Find and copy lines holding "this".

[Dataset records]

◇ ◇ ◇ ◇

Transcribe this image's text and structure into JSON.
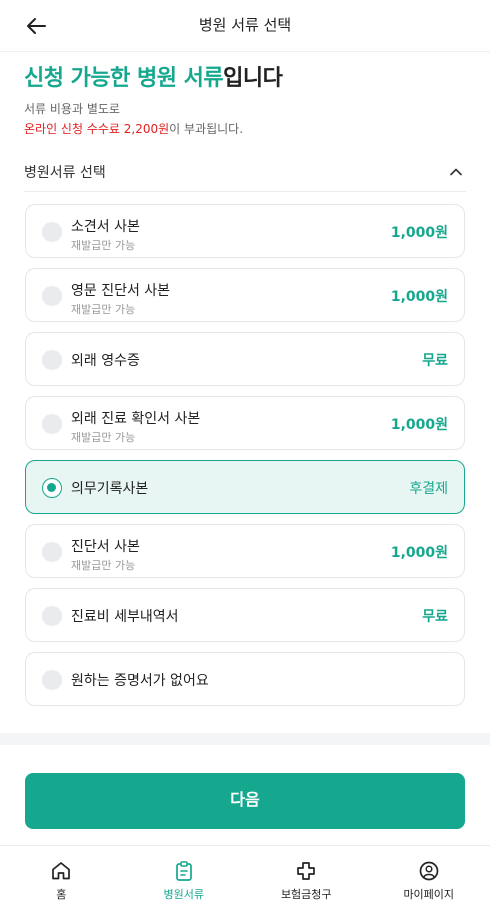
{
  "header": {
    "title": "병원 서류 선택",
    "back_icon": "arrow-left-icon"
  },
  "intro": {
    "headline_accent": "신청 가능한 병원 서류",
    "headline_rest": "입니다",
    "line1": "서류 비용과 별도로",
    "line2_red": "온라인 신청 수수료 2,200원",
    "line2_rest": "이 부과됩니다."
  },
  "section": {
    "title": "병원서류 선택",
    "expanded": true
  },
  "documents": [
    {
      "name": "소견서 사본",
      "note": "재발급만 가능",
      "price": "1,000원",
      "selected": false
    },
    {
      "name": "영문 진단서 사본",
      "note": "재발급만 가능",
      "price": "1,000원",
      "selected": false
    },
    {
      "name": "외래 영수증",
      "note": "",
      "price": "무료",
      "selected": false
    },
    {
      "name": "외래 진료 확인서 사본",
      "note": "재발급만 가능",
      "price": "1,000원",
      "selected": false
    },
    {
      "name": "의무기록사본",
      "note": "",
      "price": "후결제",
      "selected": true
    },
    {
      "name": "진단서 사본",
      "note": "재발급만 가능",
      "price": "1,000원",
      "selected": false
    },
    {
      "name": "진료비 세부내역서",
      "note": "",
      "price": "무료",
      "selected": false
    },
    {
      "name": "원하는 증명서가 없어요",
      "note": "",
      "price": "",
      "selected": false
    }
  ],
  "next_button": {
    "label": "다음"
  },
  "tabbar": {
    "active": 1,
    "tabs": [
      {
        "label": "홈",
        "icon": "home-icon"
      },
      {
        "label": "병원서류",
        "icon": "clipboard-icon"
      },
      {
        "label": "보험금청구",
        "icon": "plus-cross-icon"
      },
      {
        "label": "마이페이지",
        "icon": "user-icon"
      }
    ]
  },
  "colors": {
    "accent": "#16a88f",
    "warning": "#e02020"
  }
}
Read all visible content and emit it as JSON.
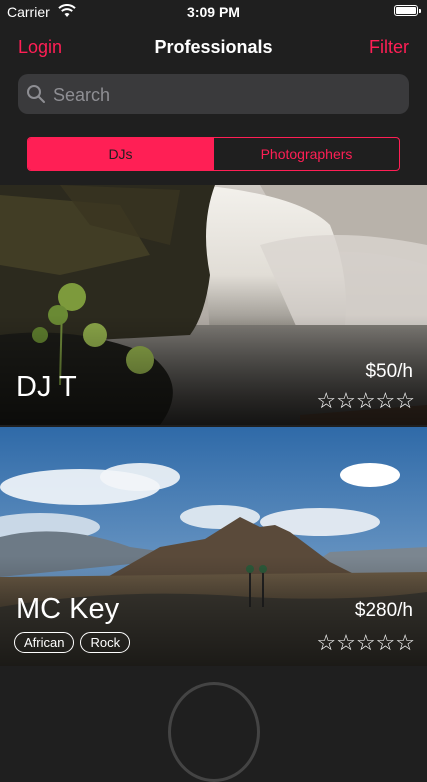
{
  "status_bar": {
    "carrier": "Carrier",
    "time": "3:09 PM"
  },
  "nav": {
    "left_label": "Login",
    "title": "Professionals",
    "right_label": "Filter"
  },
  "search": {
    "placeholder": "Search"
  },
  "segments": [
    "DJs",
    "Photographers"
  ],
  "colors": {
    "accent": "#ff1f55",
    "background": "#1f1f1f"
  },
  "cards": [
    {
      "name": "DJ T",
      "price": "$50/h",
      "rating": 0,
      "max_rating": 5,
      "stars_display": "☆☆☆☆☆",
      "image": "waterfall",
      "tags": []
    },
    {
      "name": "MC Key",
      "price": "$280/h",
      "rating": 0,
      "max_rating": 5,
      "stars_display": "☆☆☆☆☆",
      "image": "desert-mountains",
      "tags": [
        "African",
        "Rock"
      ]
    }
  ]
}
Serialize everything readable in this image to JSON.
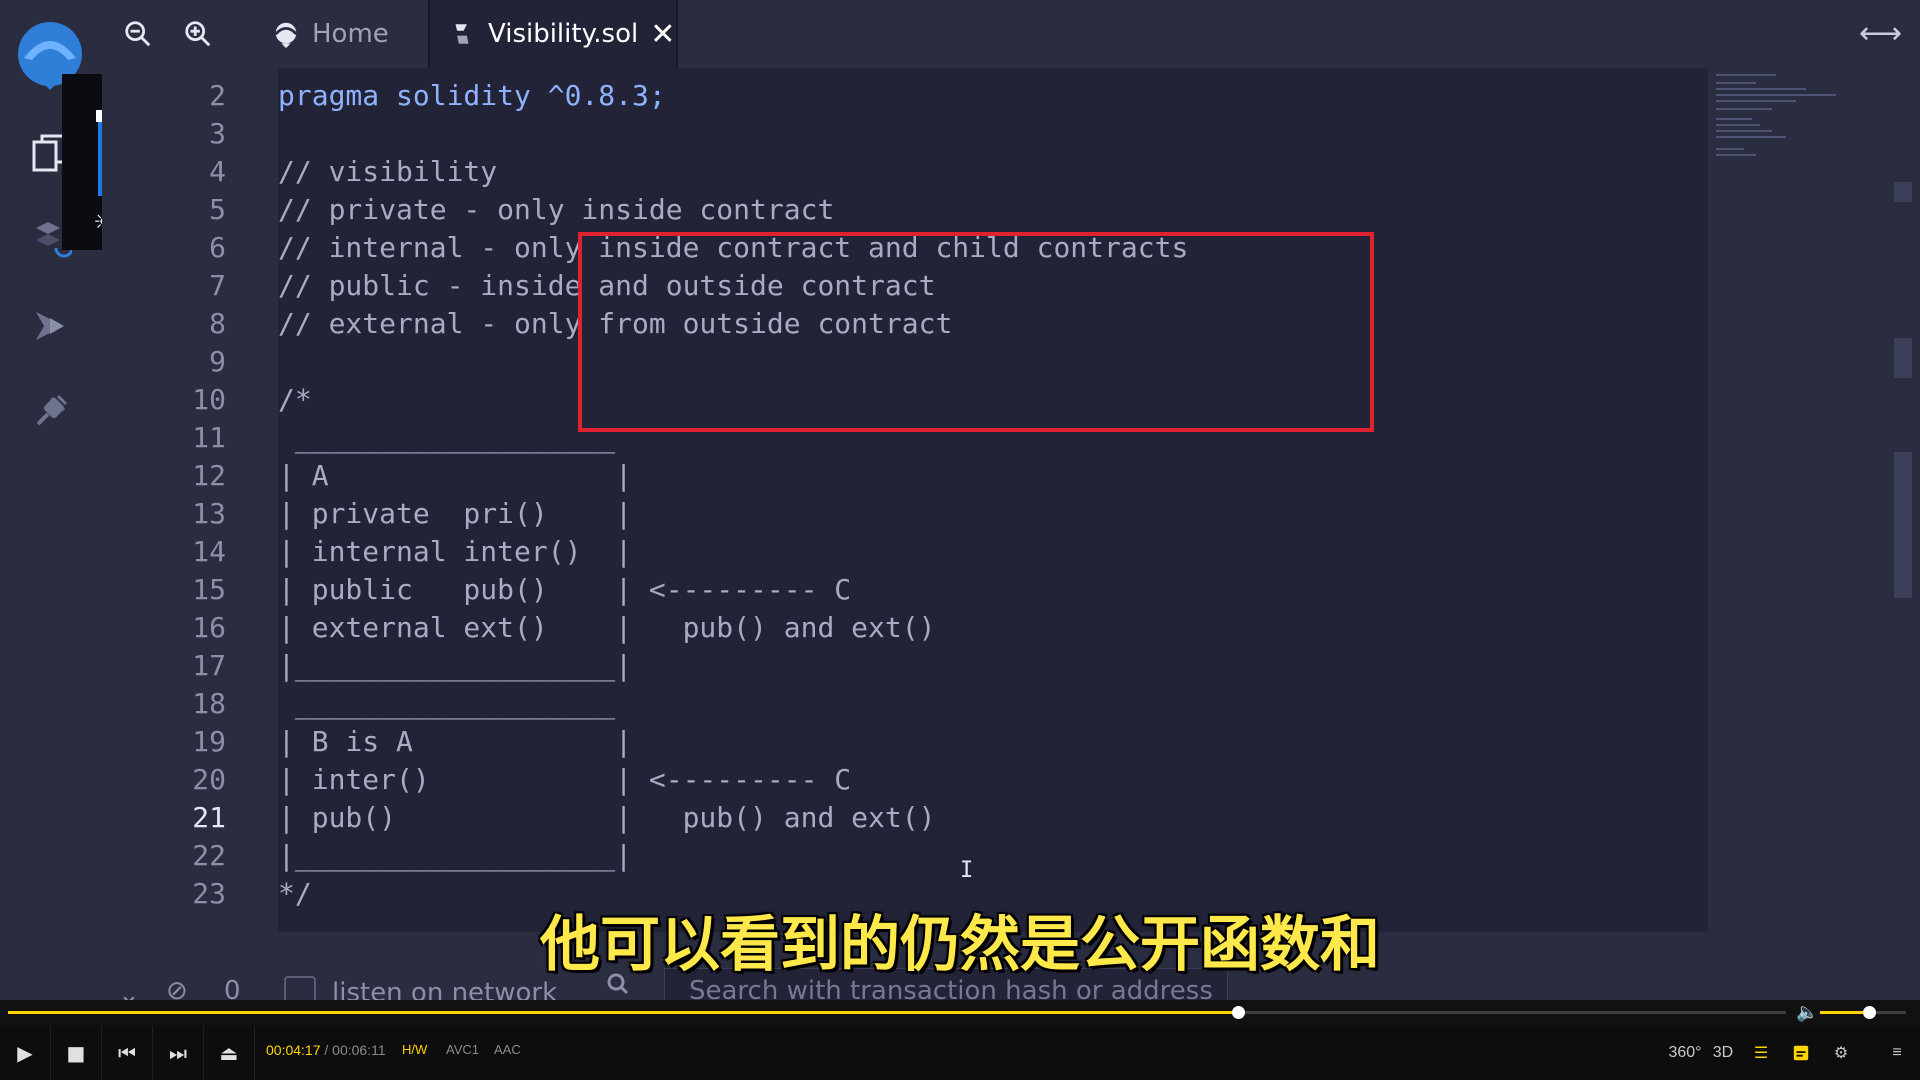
{
  "topbar": {
    "tabs": [
      {
        "label": "Home",
        "icon": "remix-logo-icon"
      },
      {
        "label": "Visibility.sol",
        "icon": "file-sync-icon",
        "active": true
      }
    ],
    "close_glyph": "✕",
    "expand_glyph": "⟷"
  },
  "brightness": {
    "level": 0.85,
    "icon": "sun-icon"
  },
  "editor": {
    "active_line": "21",
    "lines": [
      {
        "n": "2",
        "text": "pragma solidity ^0.8.3;"
      },
      {
        "n": "3",
        "text": ""
      },
      {
        "n": "4",
        "text": "// visibility"
      },
      {
        "n": "5",
        "text": "// private - only inside contract"
      },
      {
        "n": "6",
        "text": "// internal - only inside contract and child contracts"
      },
      {
        "n": "7",
        "text": "// public - inside and outside contract"
      },
      {
        "n": "8",
        "text": "// external - only from outside contract"
      },
      {
        "n": "9",
        "text": ""
      },
      {
        "n": "10",
        "text": "/*"
      },
      {
        "n": "11",
        "text": " ___________________"
      },
      {
        "n": "12",
        "text": "| A                 |"
      },
      {
        "n": "13",
        "text": "| private  pri()    |"
      },
      {
        "n": "14",
        "text": "| internal inter()  |"
      },
      {
        "n": "15",
        "text": "| public   pub()    | <--------- C"
      },
      {
        "n": "16",
        "text": "| external ext()    |   pub() and ext()"
      },
      {
        "n": "17",
        "text": "|___________________|"
      },
      {
        "n": "18",
        "text": " ___________________"
      },
      {
        "n": "19",
        "text": "| B is A            |"
      },
      {
        "n": "20",
        "text": "| inter()           | <--------- C"
      },
      {
        "n": "21",
        "text": "| pub()             |   pub() and ext()"
      },
      {
        "n": "22",
        "text": "|___________________|"
      },
      {
        "n": "23",
        "text": "*/"
      }
    ]
  },
  "terminal": {
    "collapse_icon": "double-chevron-down-icon",
    "clear_icon": "ban-icon",
    "pending_count": "0",
    "listen_label": "listen on network",
    "search_placeholder": "Search with transaction hash or address"
  },
  "subtitle": "他可以看到的仍然是公开函数和",
  "player": {
    "current_time": "00:04:17",
    "separator": "/",
    "duration": "00:06:11",
    "progress": 0.692,
    "volume": 0.57,
    "badges": [
      "H/W",
      "AVC1",
      "AAC"
    ],
    "badge_colors": [
      "#ffd400",
      "#8a8a8a",
      "#8a8a8a"
    ],
    "right_controls": [
      "360°",
      "3D"
    ]
  },
  "colors": {
    "editor_bg": "#222336",
    "panel_bg": "#2a2c3f",
    "highlight_box": "#e0222f",
    "subtitle": "#ffe84a",
    "accent": "#ffd400"
  }
}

◇ ◇ ◇ ◇

[FINAL RESULT]
Transcribe this image's text and structure into JSON.
Serialize everything readable in this image to JSON.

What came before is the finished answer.